Written instruction:
Write the material out again exactly as it stands.

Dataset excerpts
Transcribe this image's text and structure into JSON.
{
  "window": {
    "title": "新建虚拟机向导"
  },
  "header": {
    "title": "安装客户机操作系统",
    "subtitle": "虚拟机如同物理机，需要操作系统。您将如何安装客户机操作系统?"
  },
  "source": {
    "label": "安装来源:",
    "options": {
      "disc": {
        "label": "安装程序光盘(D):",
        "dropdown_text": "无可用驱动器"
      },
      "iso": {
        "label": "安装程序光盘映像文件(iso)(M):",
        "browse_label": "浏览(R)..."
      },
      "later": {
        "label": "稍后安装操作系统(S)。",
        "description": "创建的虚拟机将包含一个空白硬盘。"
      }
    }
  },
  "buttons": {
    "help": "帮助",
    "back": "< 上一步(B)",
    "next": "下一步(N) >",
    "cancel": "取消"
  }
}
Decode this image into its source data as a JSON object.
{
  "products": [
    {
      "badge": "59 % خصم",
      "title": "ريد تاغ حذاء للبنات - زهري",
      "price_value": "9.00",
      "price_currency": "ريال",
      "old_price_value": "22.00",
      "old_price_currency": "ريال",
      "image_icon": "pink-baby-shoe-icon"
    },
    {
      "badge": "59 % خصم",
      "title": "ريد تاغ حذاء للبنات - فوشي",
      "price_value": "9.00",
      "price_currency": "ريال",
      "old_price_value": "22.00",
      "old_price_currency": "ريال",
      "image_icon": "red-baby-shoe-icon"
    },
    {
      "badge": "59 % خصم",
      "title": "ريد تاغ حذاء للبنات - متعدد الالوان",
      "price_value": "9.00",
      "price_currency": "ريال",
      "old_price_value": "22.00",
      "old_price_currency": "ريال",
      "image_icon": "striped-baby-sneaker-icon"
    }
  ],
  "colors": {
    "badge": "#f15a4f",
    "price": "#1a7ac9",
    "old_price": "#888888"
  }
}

Complete answer:
Transcribe this image's text and structure into JSON.
{
  "window": {
    "title": "新建虚拟机向导"
  },
  "header": {
    "title": "安装客户机操作系统",
    "subtitle": "虚拟机如同物理机，需要操作系统。您将如何安装客户机操作系统?"
  },
  "source": {
    "label": "安装来源:",
    "options": {
      "disc": {
        "label": "安装程序光盘(D):",
        "dropdown_text": "无可用驱动器"
      },
      "iso": {
        "label": "安装程序光盘映像文件(iso)(M):",
        "browse_label": "浏览(R)..."
      },
      "later": {
        "label": "稍后安装操作系统(S)。",
        "description": "创建的虚拟机将包含一个空白硬盘。"
      }
    }
  },
  "buttons": {
    "help": "帮助",
    "back": "< 上一步(B)",
    "next": "下一步(N) >",
    "cancel": "取消"
  }
}
Decode this image into its source data as a JSON object.
{
  "products": [
    {
      "badge": "59 % خصم",
      "title": "ريد تاغ حذاء للبنات - زهري",
      "price_value": "9.00",
      "price_currency": "ريال",
      "old_price_value": "22.00",
      "old_price_currency": "ريال",
      "image_icon": "pink-baby-shoe-icon"
    },
    {
      "badge": "59 % خصم",
      "title": "ريد تاغ حذاء للبنات - فوشي",
      "price_value": "9.00",
      "price_currency": "ريال",
      "old_price_value": "22.00",
      "old_price_currency": "ريال",
      "image_icon": "red-baby-shoe-icon"
    },
    {
      "badge": "59 % خصم",
      "title": "ريد تاغ حذاء للبنات - متعدد الالوان",
      "price_value": "9.00",
      "price_currency": "ريال",
      "old_price_value": "22.00",
      "old_price_currency": "ريال",
      "image_icon": "striped-baby-sneaker-icon"
    }
  ],
  "colors": {
    "badge": "#f15a4f",
    "price": "#1a7ac9",
    "old_price": "#888888"
  }
}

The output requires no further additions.